## Start Exercise materials

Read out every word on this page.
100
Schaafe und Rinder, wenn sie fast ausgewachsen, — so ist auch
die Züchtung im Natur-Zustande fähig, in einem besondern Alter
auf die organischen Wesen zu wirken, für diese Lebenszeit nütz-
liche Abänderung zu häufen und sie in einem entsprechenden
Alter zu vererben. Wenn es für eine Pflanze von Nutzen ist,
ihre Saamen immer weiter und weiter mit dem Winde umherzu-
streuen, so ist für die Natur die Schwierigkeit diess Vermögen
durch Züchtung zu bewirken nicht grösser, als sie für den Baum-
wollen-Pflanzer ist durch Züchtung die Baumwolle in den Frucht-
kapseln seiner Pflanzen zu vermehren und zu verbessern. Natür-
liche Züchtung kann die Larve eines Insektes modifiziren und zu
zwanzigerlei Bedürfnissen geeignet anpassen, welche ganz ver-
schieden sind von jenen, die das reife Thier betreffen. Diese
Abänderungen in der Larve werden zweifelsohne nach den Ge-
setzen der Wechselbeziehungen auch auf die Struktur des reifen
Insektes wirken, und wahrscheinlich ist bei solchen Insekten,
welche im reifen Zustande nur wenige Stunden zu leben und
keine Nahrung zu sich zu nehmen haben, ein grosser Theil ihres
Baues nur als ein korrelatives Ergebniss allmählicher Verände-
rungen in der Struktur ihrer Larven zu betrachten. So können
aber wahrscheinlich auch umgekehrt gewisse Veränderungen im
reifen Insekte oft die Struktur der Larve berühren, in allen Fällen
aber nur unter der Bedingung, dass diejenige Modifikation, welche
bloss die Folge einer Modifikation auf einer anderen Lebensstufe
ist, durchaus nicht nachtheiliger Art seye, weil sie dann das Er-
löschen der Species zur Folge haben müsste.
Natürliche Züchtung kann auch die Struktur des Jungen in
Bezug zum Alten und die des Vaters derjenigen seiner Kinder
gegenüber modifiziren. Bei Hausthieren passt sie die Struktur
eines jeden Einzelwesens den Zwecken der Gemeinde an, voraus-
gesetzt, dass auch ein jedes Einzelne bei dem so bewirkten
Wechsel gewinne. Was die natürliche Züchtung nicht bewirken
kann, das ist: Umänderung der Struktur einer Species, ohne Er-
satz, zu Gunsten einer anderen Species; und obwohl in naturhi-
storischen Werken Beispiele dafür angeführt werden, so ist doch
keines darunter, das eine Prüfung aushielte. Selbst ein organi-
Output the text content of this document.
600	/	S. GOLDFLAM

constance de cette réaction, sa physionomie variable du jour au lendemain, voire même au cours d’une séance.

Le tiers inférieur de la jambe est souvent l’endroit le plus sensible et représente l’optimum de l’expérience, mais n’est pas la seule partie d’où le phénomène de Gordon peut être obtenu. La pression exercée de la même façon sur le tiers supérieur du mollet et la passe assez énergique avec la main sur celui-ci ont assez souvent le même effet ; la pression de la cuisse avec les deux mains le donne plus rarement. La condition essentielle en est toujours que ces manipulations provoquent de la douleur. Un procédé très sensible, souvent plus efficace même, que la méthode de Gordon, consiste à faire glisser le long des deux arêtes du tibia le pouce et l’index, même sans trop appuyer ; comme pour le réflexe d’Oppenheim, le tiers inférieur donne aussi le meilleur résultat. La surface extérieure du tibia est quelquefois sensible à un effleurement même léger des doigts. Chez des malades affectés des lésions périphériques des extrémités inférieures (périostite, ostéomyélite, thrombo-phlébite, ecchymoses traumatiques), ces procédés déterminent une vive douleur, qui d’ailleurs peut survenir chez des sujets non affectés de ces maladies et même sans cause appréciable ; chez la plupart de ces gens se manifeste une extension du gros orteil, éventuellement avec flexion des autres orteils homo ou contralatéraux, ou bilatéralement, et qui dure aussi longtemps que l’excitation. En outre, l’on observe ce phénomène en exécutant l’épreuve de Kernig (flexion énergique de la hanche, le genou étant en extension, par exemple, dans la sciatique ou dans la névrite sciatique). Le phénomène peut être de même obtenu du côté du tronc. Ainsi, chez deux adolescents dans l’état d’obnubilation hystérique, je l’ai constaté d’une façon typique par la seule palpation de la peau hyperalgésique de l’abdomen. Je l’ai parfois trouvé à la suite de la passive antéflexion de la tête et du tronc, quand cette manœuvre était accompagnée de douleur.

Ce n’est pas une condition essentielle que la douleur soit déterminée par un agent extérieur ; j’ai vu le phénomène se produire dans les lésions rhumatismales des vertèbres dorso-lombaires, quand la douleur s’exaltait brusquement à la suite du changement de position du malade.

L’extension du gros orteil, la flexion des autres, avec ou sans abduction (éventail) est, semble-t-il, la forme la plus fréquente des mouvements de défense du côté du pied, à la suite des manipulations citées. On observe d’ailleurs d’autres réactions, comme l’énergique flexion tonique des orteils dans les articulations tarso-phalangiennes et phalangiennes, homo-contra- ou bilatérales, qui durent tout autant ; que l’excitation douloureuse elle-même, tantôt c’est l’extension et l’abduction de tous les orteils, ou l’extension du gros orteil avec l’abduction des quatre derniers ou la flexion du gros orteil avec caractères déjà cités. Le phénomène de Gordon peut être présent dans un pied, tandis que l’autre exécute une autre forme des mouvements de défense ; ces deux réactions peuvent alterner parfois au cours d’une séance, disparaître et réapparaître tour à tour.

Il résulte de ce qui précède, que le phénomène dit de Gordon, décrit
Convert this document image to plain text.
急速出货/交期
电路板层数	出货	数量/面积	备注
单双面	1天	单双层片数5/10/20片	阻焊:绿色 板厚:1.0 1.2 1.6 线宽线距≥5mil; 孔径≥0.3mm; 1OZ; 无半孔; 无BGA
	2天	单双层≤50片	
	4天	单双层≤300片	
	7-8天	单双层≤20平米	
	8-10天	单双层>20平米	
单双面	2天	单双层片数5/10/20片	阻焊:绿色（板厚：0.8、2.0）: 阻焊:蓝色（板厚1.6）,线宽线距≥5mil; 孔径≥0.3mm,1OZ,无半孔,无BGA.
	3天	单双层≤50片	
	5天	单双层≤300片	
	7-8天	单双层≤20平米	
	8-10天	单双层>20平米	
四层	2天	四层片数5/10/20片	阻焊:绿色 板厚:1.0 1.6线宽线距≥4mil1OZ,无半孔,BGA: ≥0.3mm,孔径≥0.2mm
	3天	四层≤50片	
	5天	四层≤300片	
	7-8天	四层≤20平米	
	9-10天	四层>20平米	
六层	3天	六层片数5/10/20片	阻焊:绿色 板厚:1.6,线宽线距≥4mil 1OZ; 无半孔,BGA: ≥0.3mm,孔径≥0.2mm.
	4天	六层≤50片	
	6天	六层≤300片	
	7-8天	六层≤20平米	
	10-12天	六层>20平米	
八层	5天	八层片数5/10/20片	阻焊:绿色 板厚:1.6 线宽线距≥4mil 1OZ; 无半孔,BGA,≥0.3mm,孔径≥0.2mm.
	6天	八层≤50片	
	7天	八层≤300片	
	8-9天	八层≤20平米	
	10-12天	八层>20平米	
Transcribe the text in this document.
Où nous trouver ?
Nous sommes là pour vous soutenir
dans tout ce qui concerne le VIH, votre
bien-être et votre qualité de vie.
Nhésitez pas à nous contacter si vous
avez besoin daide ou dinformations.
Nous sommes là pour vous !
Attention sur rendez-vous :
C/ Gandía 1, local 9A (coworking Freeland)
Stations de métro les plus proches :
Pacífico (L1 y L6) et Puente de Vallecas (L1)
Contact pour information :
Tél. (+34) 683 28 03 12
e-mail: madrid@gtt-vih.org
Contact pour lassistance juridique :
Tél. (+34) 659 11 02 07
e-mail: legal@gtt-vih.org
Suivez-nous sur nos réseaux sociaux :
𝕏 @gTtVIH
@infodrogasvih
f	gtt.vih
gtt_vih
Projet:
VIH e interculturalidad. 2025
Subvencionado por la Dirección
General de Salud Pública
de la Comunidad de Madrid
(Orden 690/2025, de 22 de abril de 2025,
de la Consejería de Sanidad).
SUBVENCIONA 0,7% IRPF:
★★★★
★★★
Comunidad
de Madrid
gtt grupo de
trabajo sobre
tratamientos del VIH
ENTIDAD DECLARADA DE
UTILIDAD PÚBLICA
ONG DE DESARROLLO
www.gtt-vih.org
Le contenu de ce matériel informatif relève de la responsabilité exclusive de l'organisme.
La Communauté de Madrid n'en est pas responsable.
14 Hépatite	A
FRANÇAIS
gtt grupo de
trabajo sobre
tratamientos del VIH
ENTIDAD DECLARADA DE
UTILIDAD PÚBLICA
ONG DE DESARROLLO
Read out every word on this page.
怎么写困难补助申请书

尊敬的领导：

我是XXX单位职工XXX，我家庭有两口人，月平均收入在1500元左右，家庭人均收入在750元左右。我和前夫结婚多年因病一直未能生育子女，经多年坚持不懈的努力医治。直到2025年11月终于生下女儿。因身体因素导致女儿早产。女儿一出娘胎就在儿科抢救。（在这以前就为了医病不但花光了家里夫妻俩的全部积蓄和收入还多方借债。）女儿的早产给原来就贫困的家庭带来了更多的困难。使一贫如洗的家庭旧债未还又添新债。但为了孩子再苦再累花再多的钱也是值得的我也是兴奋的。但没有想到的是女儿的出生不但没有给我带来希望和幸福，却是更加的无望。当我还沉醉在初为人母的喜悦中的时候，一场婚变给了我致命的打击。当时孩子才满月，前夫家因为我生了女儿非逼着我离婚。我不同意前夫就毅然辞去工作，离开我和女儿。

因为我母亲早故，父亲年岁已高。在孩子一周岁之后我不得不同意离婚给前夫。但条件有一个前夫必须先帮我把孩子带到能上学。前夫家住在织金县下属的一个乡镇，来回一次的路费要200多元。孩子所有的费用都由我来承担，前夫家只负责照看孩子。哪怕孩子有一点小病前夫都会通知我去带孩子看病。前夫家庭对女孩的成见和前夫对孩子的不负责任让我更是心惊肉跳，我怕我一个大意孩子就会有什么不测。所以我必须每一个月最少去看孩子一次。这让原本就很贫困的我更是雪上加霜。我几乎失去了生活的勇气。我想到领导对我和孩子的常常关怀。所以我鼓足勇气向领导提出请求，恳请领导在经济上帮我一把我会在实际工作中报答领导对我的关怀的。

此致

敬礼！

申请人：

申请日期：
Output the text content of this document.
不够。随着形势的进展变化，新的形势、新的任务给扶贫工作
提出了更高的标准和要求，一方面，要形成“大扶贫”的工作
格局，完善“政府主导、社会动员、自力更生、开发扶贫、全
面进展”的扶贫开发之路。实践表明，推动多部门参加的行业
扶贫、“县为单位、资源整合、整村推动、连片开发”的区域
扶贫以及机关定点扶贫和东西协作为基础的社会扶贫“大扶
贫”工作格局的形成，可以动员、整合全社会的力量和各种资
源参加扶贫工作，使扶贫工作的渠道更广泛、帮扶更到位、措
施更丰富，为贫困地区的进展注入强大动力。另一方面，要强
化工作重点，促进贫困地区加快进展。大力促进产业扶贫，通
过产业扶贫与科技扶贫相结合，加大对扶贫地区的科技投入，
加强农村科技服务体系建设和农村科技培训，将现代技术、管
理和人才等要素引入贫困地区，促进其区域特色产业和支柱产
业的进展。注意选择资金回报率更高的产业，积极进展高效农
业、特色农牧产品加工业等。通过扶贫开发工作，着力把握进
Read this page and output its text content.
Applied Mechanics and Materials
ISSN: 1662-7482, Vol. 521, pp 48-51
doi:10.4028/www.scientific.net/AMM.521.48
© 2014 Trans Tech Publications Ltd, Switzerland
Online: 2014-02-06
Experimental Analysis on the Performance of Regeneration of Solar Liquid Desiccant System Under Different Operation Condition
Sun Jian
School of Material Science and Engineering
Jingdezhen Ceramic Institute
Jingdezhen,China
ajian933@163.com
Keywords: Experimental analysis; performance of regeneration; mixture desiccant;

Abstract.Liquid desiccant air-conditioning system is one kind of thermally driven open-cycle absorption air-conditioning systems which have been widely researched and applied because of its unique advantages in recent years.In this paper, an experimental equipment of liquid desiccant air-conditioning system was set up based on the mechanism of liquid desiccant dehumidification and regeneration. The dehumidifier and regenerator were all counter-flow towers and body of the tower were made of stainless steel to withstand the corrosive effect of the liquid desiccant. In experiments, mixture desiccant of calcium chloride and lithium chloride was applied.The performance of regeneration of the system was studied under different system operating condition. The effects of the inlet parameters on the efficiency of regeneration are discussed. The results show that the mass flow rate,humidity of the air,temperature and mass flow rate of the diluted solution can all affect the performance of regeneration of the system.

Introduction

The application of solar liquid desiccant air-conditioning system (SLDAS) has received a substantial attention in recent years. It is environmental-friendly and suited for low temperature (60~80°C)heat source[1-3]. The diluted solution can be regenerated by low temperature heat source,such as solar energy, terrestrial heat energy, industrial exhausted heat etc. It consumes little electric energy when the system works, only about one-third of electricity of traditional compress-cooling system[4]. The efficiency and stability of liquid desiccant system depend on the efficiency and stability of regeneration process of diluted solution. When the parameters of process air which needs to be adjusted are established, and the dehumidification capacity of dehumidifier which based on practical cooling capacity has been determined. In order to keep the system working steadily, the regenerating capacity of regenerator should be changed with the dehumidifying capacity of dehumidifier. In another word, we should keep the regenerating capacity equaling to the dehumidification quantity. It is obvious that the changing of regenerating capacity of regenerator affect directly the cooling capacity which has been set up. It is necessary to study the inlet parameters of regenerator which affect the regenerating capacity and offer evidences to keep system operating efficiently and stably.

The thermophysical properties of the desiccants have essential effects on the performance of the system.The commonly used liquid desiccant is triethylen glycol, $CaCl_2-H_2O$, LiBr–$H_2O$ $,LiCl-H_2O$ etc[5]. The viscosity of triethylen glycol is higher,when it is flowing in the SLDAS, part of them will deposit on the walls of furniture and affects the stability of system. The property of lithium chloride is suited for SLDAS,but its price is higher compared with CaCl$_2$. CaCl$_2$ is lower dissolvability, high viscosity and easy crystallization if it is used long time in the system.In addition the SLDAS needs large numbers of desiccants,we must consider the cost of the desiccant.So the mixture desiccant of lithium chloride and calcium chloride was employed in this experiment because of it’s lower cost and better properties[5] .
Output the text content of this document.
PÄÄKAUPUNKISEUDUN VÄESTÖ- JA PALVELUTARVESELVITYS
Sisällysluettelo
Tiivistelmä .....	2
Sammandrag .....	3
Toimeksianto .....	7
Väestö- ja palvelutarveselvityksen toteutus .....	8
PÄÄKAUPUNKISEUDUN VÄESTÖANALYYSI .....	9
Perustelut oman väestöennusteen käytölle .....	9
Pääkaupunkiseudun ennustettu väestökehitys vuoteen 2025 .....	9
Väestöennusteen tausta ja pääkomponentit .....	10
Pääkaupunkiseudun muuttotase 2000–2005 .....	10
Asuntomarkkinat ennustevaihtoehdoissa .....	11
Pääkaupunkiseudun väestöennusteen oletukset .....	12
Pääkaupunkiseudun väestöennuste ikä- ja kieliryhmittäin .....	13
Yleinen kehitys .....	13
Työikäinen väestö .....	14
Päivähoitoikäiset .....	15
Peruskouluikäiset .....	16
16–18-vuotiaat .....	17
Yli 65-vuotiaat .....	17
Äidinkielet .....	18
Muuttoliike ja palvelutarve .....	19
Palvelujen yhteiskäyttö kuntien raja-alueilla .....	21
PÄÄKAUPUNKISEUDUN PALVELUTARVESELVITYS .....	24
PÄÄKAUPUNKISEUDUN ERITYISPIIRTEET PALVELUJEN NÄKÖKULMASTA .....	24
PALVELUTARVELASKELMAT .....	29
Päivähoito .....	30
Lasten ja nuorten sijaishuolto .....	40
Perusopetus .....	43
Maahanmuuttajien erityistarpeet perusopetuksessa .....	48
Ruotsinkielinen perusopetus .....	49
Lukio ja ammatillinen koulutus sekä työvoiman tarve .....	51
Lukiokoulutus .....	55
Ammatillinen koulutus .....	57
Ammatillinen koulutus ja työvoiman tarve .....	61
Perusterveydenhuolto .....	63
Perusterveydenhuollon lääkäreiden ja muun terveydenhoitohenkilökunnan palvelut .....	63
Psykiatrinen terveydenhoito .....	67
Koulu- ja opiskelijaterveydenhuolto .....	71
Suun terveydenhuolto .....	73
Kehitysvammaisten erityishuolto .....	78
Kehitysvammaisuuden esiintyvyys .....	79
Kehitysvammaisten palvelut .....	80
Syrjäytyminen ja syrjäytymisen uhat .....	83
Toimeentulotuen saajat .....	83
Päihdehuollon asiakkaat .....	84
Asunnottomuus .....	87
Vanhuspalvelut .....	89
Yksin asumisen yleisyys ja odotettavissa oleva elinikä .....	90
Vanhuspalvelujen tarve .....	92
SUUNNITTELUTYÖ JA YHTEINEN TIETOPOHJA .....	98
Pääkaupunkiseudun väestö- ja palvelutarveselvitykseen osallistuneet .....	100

## End Exercise materials

### Exercise
Looking at the records above, say how many lines hold the string "Züchtung". Write nothing but the number.

### Output below
6